THE REQUEST -> Write the data out again, exactly as given.

Saved entries:
--------------------------------------------------

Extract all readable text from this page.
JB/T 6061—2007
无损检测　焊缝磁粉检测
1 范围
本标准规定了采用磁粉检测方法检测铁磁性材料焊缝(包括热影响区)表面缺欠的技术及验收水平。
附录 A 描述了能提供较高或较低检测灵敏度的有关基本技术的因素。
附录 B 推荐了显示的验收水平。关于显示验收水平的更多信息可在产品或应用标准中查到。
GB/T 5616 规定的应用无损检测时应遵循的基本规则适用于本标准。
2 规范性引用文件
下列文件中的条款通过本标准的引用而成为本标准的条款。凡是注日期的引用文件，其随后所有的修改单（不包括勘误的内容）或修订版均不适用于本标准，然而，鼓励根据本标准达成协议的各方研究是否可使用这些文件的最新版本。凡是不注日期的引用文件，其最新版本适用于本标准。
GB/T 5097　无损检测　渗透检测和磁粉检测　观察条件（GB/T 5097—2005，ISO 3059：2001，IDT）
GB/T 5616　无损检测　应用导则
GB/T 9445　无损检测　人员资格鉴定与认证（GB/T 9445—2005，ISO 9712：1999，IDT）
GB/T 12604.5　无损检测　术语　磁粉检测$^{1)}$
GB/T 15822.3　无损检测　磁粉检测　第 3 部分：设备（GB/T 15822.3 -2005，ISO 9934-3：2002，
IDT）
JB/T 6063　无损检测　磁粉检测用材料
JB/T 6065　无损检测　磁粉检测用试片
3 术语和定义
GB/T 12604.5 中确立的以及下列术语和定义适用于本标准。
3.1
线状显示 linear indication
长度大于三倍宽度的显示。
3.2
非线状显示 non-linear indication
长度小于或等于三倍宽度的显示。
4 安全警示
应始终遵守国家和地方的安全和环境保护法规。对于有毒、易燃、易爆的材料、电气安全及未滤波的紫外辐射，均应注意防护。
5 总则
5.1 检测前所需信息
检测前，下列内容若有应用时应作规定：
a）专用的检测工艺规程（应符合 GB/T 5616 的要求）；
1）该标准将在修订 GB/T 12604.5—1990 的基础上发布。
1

--------------------------------------------------

COMPLETED EXERCISE ->
Extract all readable text from this page.
JB/T 6061—2007
无损检测　焊缝磁粉检测
1 范围
本标准规定了采用磁粉检测方法检测铁磁性材料焊缝(包括热影响区)表面缺欠的技术及验收水平。
附录 A 描述了能提供较高或较低检测灵敏度的有关基本技术的因素。
附录 B 推荐了显示的验收水平。关于显示验收水平的更多信息可在产品或应用标准中查到。
GB/T 5616 规定的应用无损检测时应遵循的基本规则适用于本标准。
2 规范性引用文件
下列文件中的条款通过本标准的引用而成为本标准的条款。凡是注日期的引用文件，其随后所有的修改单（不包括勘误的内容）或修订版均不适用于本标准，然而，鼓励根据本标准达成协议的各方研究是否可使用这些文件的最新版本。凡是不注日期的引用文件，其最新版本适用于本标准。
GB/T 5097　无损检测　渗透检测和磁粉检测　观察条件（GB/T 5097—2005，ISO 3059：2001，IDT）
GB/T 5616　无损检测　应用导则
GB/T 9445　无损检测　人员资格鉴定与认证（GB/T 9445—2005，ISO 9712：1999，IDT）
GB/T 12604.5　无损检测　术语　磁粉检测$^{1)}$
GB/T 15822.3　无损检测　磁粉检测　第 3 部分：设备（GB/T 15822.3 -2005，ISO 9934-3：2002，
IDT）
JB/T 6063　无损检测　磁粉检测用材料
JB/T 6065　无损检测　磁粉检测用试片
3 术语和定义
GB/T 12604.5 中确立的以及下列术语和定义适用于本标准。
3.1
线状显示 linear indication
长度大于三倍宽度的显示。
3.2
非线状显示 non-linear indication
长度小于或等于三倍宽度的显示。
4 安全警示
应始终遵守国家和地方的安全和环境保护法规。对于有毒、易燃、易爆的材料、电气安全及未滤波的紫外辐射，均应注意防护。
5 总则
5.1 检测前所需信息
检测前，下列内容若有应用时应作规定：
a）专用的检测工艺规程（应符合 GB/T 5616 的要求）；
1）该标准将在修订 GB/T 12604.5—1990 的基础上发布。
1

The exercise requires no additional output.